## Directive
Each line that follows is to be retyped exactly.

--- BEGIN ---

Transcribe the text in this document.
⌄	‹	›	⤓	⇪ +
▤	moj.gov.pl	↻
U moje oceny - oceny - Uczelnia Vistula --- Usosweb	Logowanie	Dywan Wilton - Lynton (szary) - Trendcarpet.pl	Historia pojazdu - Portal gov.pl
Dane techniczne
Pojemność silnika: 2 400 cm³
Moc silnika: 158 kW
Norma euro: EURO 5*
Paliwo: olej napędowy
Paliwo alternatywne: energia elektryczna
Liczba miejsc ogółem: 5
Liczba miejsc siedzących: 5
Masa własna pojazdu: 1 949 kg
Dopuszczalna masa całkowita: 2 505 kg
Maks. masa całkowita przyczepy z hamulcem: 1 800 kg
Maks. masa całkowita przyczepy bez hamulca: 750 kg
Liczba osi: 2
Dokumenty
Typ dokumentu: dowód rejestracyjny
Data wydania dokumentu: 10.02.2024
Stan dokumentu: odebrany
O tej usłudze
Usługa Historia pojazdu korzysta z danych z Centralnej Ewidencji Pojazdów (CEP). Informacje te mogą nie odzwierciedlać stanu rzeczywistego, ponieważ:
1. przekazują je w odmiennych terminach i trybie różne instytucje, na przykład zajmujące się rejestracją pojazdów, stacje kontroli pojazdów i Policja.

--- END ---

## Exercise answer
Transcribe the text in this document.
⌄	‹	›	⤓	⇪ +
▤	moj.gov.pl	↻
U moje oceny - oceny - Uczelnia Vistula --- Usosweb	Logowanie	Dywan Wilton - Lynton (szary) - Trendcarpet.pl	Historia pojazdu - Portal gov.pl
Dane techniczne
Pojemność silnika: 2 400 cm³
Moc silnika: 158 kW
Norma euro: EURO 5*
Paliwo: olej napędowy
Paliwo alternatywne: energia elektryczna
Liczba miejsc ogółem: 5
Liczba miejsc siedzących: 5
Masa własna pojazdu: 1 949 kg
Dopuszczalna masa całkowita: 2 505 kg
Maks. masa całkowita przyczepy z hamulcem: 1 800 kg
Maks. masa całkowita przyczepy bez hamulca: 750 kg
Liczba osi: 2
Dokumenty
Typ dokumentu: dowód rejestracyjny
Data wydania dokumentu: 10.02.2024
Stan dokumentu: odebrany
O tej usłudze
Usługa Historia pojazdu korzysta z danych z Centralnej Ewidencji Pojazdów (CEP). Informacje te mogą nie odzwierciedlać stanu rzeczywistego, ponieważ:
1. przekazują je w odmiennych terminach i trybie różne instytucje, na przykład zajmujące się rejestracją pojazdów, stacje kontroli pojazdów i Policja.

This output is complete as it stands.